» **Data provided**:
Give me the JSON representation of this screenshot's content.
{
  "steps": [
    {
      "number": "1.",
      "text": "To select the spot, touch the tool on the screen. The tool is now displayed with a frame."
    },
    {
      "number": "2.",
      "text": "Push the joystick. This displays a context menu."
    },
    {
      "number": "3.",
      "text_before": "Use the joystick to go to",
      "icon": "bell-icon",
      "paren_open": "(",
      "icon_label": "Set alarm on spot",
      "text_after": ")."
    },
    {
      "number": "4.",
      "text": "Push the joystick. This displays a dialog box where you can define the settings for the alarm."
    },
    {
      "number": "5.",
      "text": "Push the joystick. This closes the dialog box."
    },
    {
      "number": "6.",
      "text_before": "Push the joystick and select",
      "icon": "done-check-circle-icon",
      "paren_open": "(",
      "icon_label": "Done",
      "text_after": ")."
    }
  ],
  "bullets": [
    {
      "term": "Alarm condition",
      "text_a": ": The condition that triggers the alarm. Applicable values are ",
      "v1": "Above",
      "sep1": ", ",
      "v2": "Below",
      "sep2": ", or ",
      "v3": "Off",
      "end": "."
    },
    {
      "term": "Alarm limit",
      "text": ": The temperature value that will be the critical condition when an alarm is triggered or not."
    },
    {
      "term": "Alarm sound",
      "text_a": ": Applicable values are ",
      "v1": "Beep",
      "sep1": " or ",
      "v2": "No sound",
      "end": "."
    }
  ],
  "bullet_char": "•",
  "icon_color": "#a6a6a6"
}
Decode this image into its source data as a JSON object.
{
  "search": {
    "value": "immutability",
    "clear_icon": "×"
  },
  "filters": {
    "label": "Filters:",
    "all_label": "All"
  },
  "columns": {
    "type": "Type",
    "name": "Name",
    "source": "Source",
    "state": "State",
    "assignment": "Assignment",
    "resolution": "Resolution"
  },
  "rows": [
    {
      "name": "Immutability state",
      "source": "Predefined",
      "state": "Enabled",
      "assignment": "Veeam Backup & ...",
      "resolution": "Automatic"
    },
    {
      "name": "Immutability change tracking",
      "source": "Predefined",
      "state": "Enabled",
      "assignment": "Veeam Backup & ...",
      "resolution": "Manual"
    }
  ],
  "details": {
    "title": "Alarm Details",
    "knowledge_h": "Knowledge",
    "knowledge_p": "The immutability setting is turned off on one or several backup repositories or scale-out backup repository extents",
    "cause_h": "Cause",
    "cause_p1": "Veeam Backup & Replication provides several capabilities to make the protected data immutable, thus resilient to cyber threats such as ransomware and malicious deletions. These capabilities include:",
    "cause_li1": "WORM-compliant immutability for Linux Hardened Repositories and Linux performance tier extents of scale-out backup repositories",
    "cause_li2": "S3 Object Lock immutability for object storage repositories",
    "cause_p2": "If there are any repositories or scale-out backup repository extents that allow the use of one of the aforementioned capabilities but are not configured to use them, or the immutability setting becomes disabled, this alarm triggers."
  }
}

» **Exercise requirements**: Only lines that contain the word "term" are wanted; copy each of them.

» **Response to the task**:
      "term": "Alarm condition",
      "term": "Alarm limit",
      "term": "Alarm sound",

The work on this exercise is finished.